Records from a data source
═══

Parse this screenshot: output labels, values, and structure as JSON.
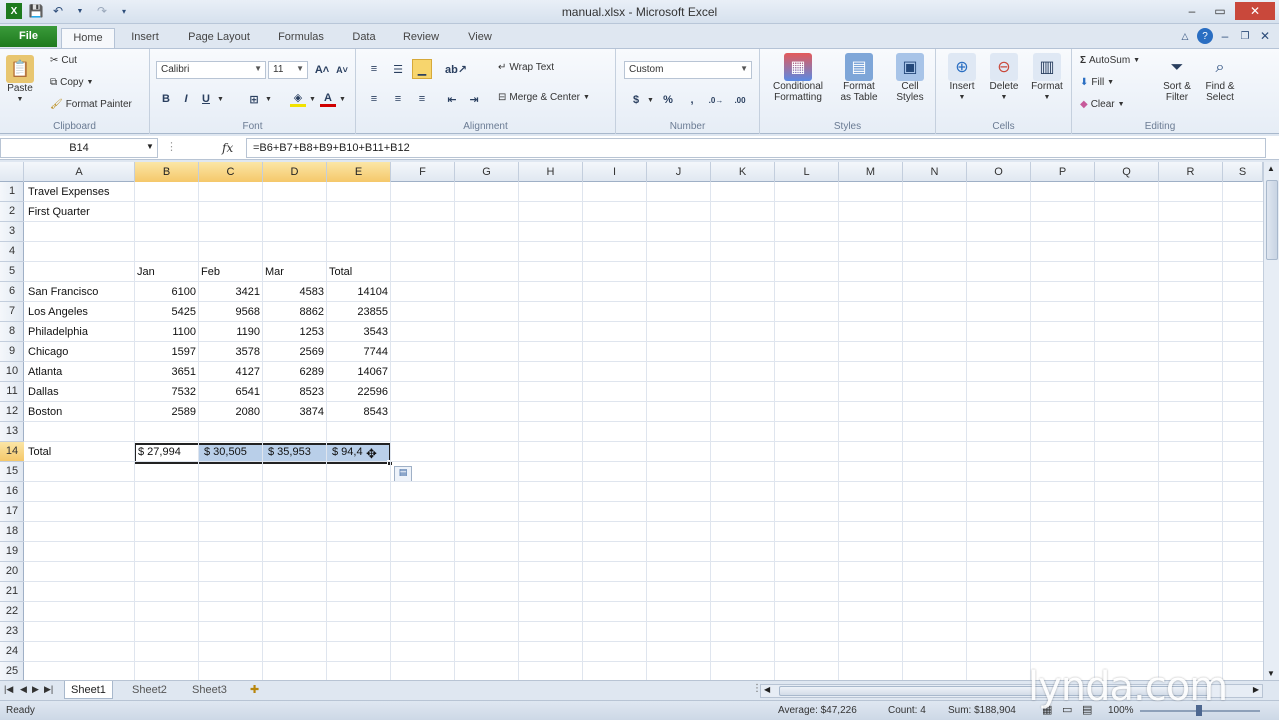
{
  "window": {
    "title": "manual.xlsx - Microsoft Excel"
  },
  "ribbon_tabs": [
    {
      "label": "File"
    },
    {
      "label": "Home"
    },
    {
      "label": "Insert"
    },
    {
      "label": "Page Layout"
    },
    {
      "label": "Formulas"
    },
    {
      "label": "Data"
    },
    {
      "label": "Review"
    },
    {
      "label": "View"
    }
  ],
  "clipboard": {
    "paste": "Paste",
    "cut": "Cut",
    "copy": "Copy",
    "format_painter": "Format Painter",
    "label": "Clipboard"
  },
  "font": {
    "name": "Calibri",
    "size": "11",
    "label": "Font",
    "bold": "B",
    "italic": "I",
    "underline": "U"
  },
  "alignment": {
    "wrap_text": "Wrap Text",
    "merge_center": "Merge & Center",
    "label": "Alignment"
  },
  "number": {
    "format": "Custom",
    "currency": "$",
    "percent": "%",
    "comma": ",",
    "label": "Number"
  },
  "styles": {
    "conditional": [
      "Conditional",
      "Formatting"
    ],
    "format_table": [
      "Format",
      "as Table"
    ],
    "cell_styles": [
      "Cell",
      "Styles"
    ],
    "label": "Styles"
  },
  "cells_group": {
    "insert": "Insert",
    "delete": "Delete",
    "format": "Format",
    "label": "Cells"
  },
  "editing": {
    "autosum": "AutoSum",
    "fill": "Fill",
    "clear": "Clear",
    "sort_filter": [
      "Sort &",
      "Filter"
    ],
    "find_select": [
      "Find &",
      "Select"
    ],
    "label": "Editing"
  },
  "formula_bar": {
    "name_box": "B14",
    "fx": "fx",
    "formula": "=B6+B7+B8+B9+B10+B11+B12"
  },
  "columns": [
    "A",
    "B",
    "C",
    "D",
    "E",
    "F",
    "G",
    "H",
    "I",
    "J",
    "K",
    "L",
    "M",
    "N",
    "O",
    "P",
    "Q",
    "R",
    "S"
  ],
  "rows": [
    "1",
    "2",
    "3",
    "4",
    "5",
    "6",
    "7",
    "8",
    "9",
    "10",
    "11",
    "12",
    "13",
    "14",
    "15",
    "16",
    "17",
    "18",
    "19",
    "20",
    "21",
    "22",
    "23",
    "24",
    "25"
  ],
  "sheet": {
    "a1": "Travel Expenses",
    "a2": "First Quarter",
    "headers": [
      "Jan",
      "Feb",
      "Mar",
      "Total"
    ],
    "data": [
      {
        "city": "San Francisco",
        "jan": "6100",
        "feb": "3421",
        "mar": "4583",
        "total": "14104"
      },
      {
        "city": "Los Angeles",
        "jan": "5425",
        "feb": "9568",
        "mar": "8862",
        "total": "23855"
      },
      {
        "city": "Philadelphia",
        "jan": "1100",
        "feb": "1190",
        "mar": "1253",
        "total": "3543"
      },
      {
        "city": "Chicago",
        "jan": "1597",
        "feb": "3578",
        "mar": "2569",
        "total": "7744"
      },
      {
        "city": "Atlanta",
        "jan": "3651",
        "feb": "4127",
        "mar": "6289",
        "total": "14067"
      },
      {
        "city": "Dallas",
        "jan": "7532",
        "feb": "6541",
        "mar": "8523",
        "total": "22596"
      },
      {
        "city": "Boston",
        "jan": "2589",
        "feb": "2080",
        "mar": "3874",
        "total": "8543"
      }
    ],
    "total_label": "Total",
    "totals": [
      "$ 27,994",
      "$ 30,505",
      "$ 35,953",
      "$ 94,4"
    ]
  },
  "sheet_tabs": [
    "Sheet1",
    "Sheet2",
    "Sheet3"
  ],
  "status": {
    "ready": "Ready",
    "average": "Average: $47,226",
    "count": "Count: 4",
    "sum": "Sum: $188,904",
    "zoom": "100%"
  },
  "watermark": "lynda.com",
  "colors": {
    "file_tab": "#1e7a1e",
    "selected_header": "#f5c86a",
    "selection_fill": "#b9cfe9"
  }
}
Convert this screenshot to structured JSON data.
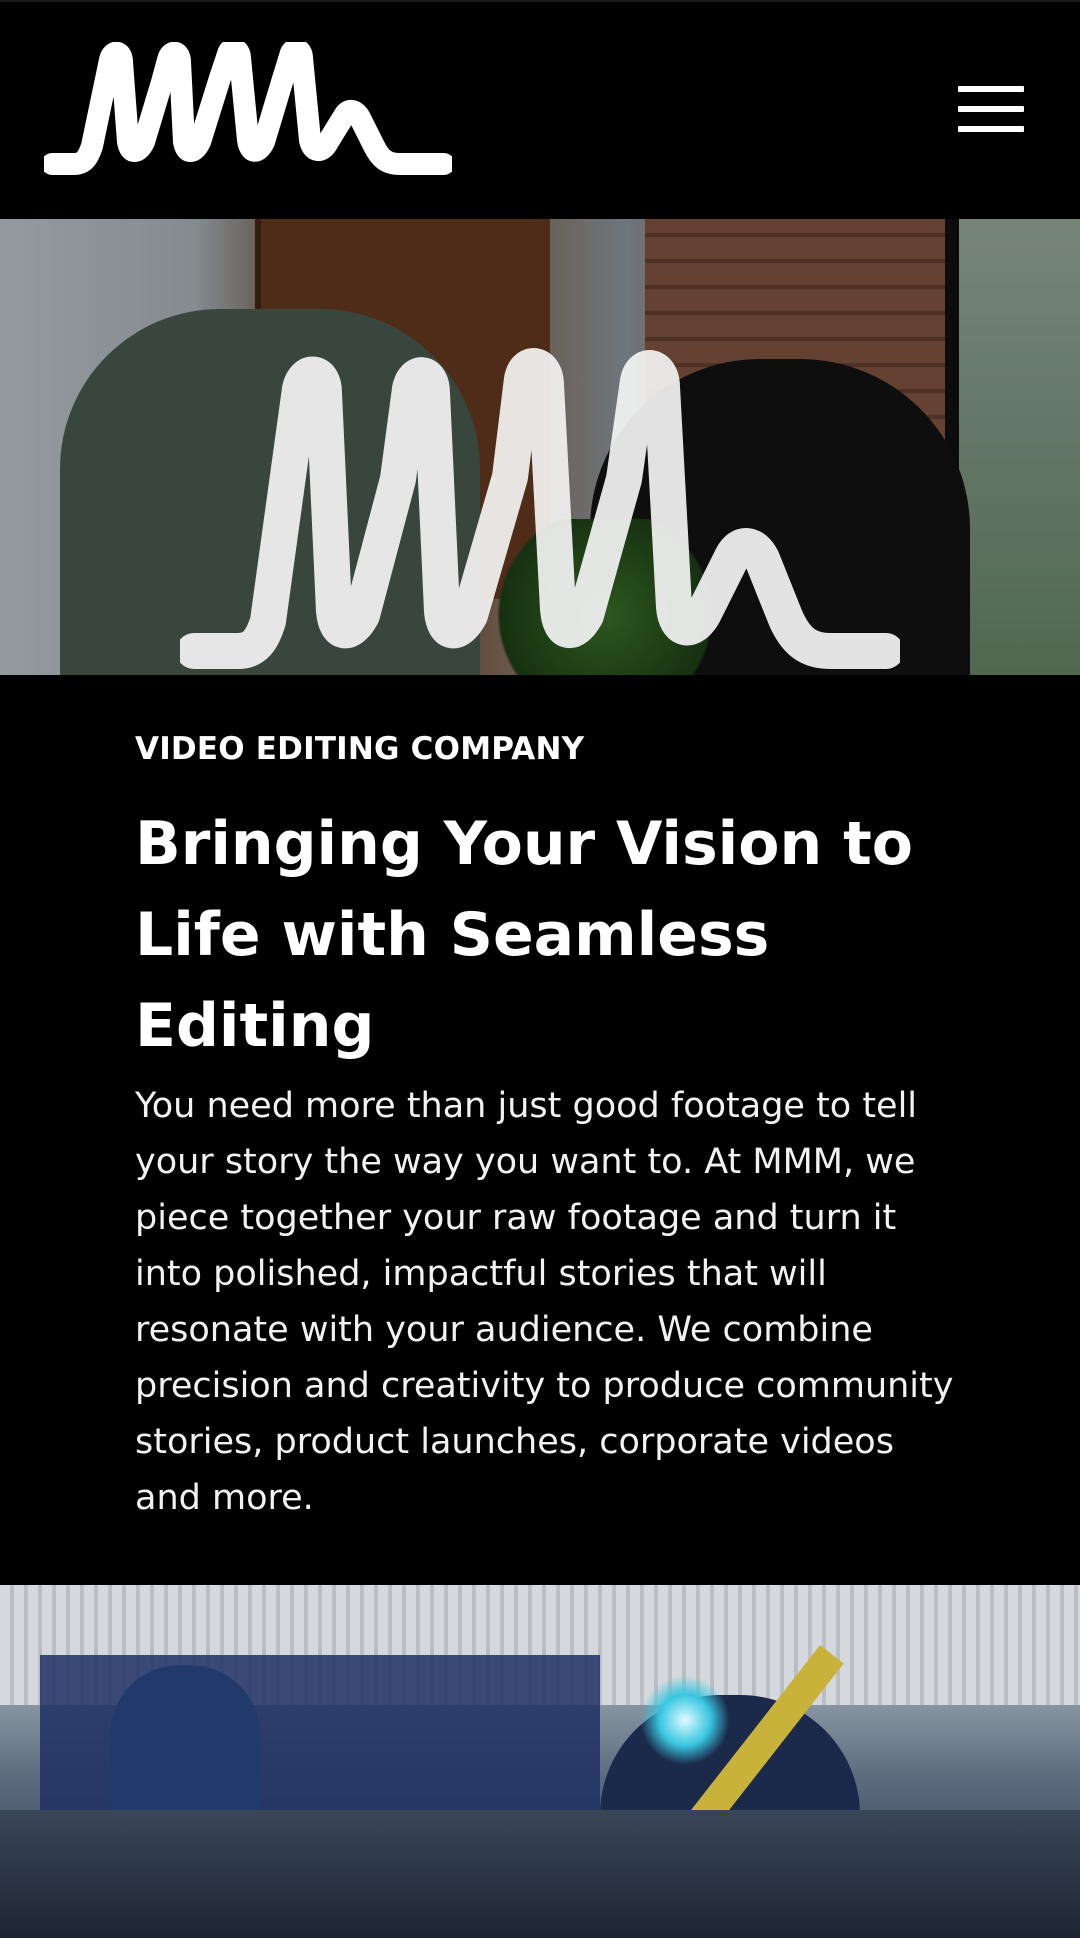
{
  "header": {
    "logo_alt": "MMM",
    "menu_label": "Menu"
  },
  "hero": {
    "logo_alt": "MMM"
  },
  "content": {
    "eyebrow": "VIDEO EDITING COMPANY",
    "headline": "Bringing Your Vision to Life with Seamless Editing",
    "body": "You need more than just good footage to tell your story the way you want to. At MMM, we piece together your raw footage and turn it into polished, impactful stories that will resonate with your audience. We combine precision and creativity to produce community stories, product launches, corporate videos and more."
  },
  "colors": {
    "background": "#000000",
    "text": "#ffffff",
    "logo": "#ffffff"
  },
  "icons": {
    "menu": "hamburger-icon"
  }
}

═══

Repeat each entry exactly as it appears; skip any picture.

Parse this screenshot: output labels, values, and structure as JSON.
{
  "window": {
    "title": "manual.xlsx - Microsoft Excel"
  },
  "ribbon_tabs": [
    {
      "label": "File"
    },
    {
      "label": "Home"
    },
    {
      "label": "Insert"
    },
    {
      "label": "Page Layout"
    },
    {
      "label": "Formulas"
    },
    {
      "label": "Data"
    },
    {
      "label": "Review"
    },
    {
      "label": "View"
    }
  ],
  "clipboard": {
    "paste": "Paste",
    "cut": "Cut",
    "copy": "Copy",
    "format_painter": "Format Painter",
    "label": "Clipboard"
  },
  "font": {
    "name": "Calibri",
    "size": "11",
    "label": "Font",
    "bold": "B",
    "italic": "I",
    "underline": "U"
  },
  "alignment": {
    "wrap_text": "Wrap Text",
    "merge_center": "Merge & Center",
    "label": "Alignment"
  },
  "number": {
    "format": "Custom",
    "currency": "$",
    "percent": "%",
    "comma": ",",
    "label": "Number"
  },
  "styles": {
    "conditional": [
      "Conditional",
      "Formatting"
    ],
    "format_table": [
      "Format",
      "as Table"
    ],
    "cell_styles": [
      "Cell",
      "Styles"
    ],
    "label": "Styles"
  },
  "cells_group": {
    "insert": "Insert",
    "delete": "Delete",
    "format": "Format",
    "label": "Cells"
  },
  "editing": {
    "autosum": "AutoSum",
    "fill": "Fill",
    "clear": "Clear",
    "sort_filter": [
      "Sort &",
      "Filter"
    ],
    "find_select": [
      "Find &",
      "Select"
    ],
    "label": "Editing"
  },
  "formula_bar": {
    "name_box": "B14",
    "fx": "fx",
    "formula": "=B6+B7+B8+B9+B10+B11+B12"
  },
  "columns": [
    "A",
    "B",
    "C",
    "D",
    "E",
    "F",
    "G",
    "H",
    "I",
    "J",
    "K",
    "L",
    "M",
    "N",
    "O",
    "P",
    "Q",
    "R",
    "S"
  ],
  "rows": [
    "1",
    "2",
    "3",
    "4",
    "5",
    "6",
    "7",
    "8",
    "9",
    "10",
    "11",
    "12",
    "13",
    "14",
    "15",
    "16",
    "17",
    "18",
    "19",
    "20",
    "21",
    "22",
    "23",
    "24",
    "25"
  ],
  "sheet": {
    "a1": "Travel Expenses",
    "a2": "First Quarter",
    "headers": [
      "Jan",
      "Feb",
      "Mar",
      "Total"
    ],
    "data": [
      {
        "city": "San Francisco",
        "jan": "6100",
        "feb": "3421",
        "mar": "4583",
        "total": "14104"
      },
      {
        "city": "Los Angeles",
        "jan": "5425",
        "feb": "9568",
        "mar": "8862",
        "total": "23855"
      },
      {
        "city": "Philadelphia",
        "jan": "1100",
        "feb": "1190",
        "mar": "1253",
        "total": "3543"
      },
      {
        "city": "Chicago",
        "jan": "1597",
        "feb": "3578",
        "mar": "2569",
        "total": "7744"
      },
      {
        "city": "Atlanta",
        "jan": "3651",
        "feb": "4127",
        "mar": "6289",
        "total": "14067"
      },
      {
        "city": "Dallas",
        "jan": "7532",
        "feb": "6541",
        "mar": "8523",
        "total": "22596"
      },
      {
        "city": "Boston",
        "jan": "2589",
        "feb": "2080",
        "mar": "3874",
        "total": "8543"
      }
    ],
    "total_label": "Total",
    "totals": [
      "$ 27,994",
      "$ 30,505",
      "$ 35,953",
      "$ 94,4"
    ]
  },
  "sheet_tabs": [
    "Sheet1",
    "Sheet2",
    "Sheet3"
  ],
  "status": {
    "ready": "Ready",
    "average": "Average: $47,226",
    "count": "Count: 4",
    "sum": "Sum: $188,904",
    "zoom": "100%"
  },
  "watermark": "lynda.com",
  "colors": {
    "file_tab": "#1e7a1e",
    "selected_header": "#f5c86a",
    "selection_fill": "#b9cfe9"
  }
}
Convert this screenshot to structured JSON data.
{
  "header": {
    "logo_alt": "MMM",
    "menu_label": "Menu"
  },
  "hero": {
    "logo_alt": "MMM"
  },
  "content": {
    "eyebrow": "VIDEO EDITING COMPANY",
    "headline": "Bringing Your Vision to Life with Seamless Editing",
    "body": "You need more than just good footage to tell your story the way you want to. At MMM, we piece together your raw footage and turn it into polished, impactful stories that will resonate with your audience. We combine precision and creativity to produce community stories, product launches, corporate videos and more."
  },
  "colors": {
    "background": "#000000",
    "text": "#ffffff",
    "logo": "#ffffff"
  },
  "icons": {
    "menu": "hamburger-icon"
  }
}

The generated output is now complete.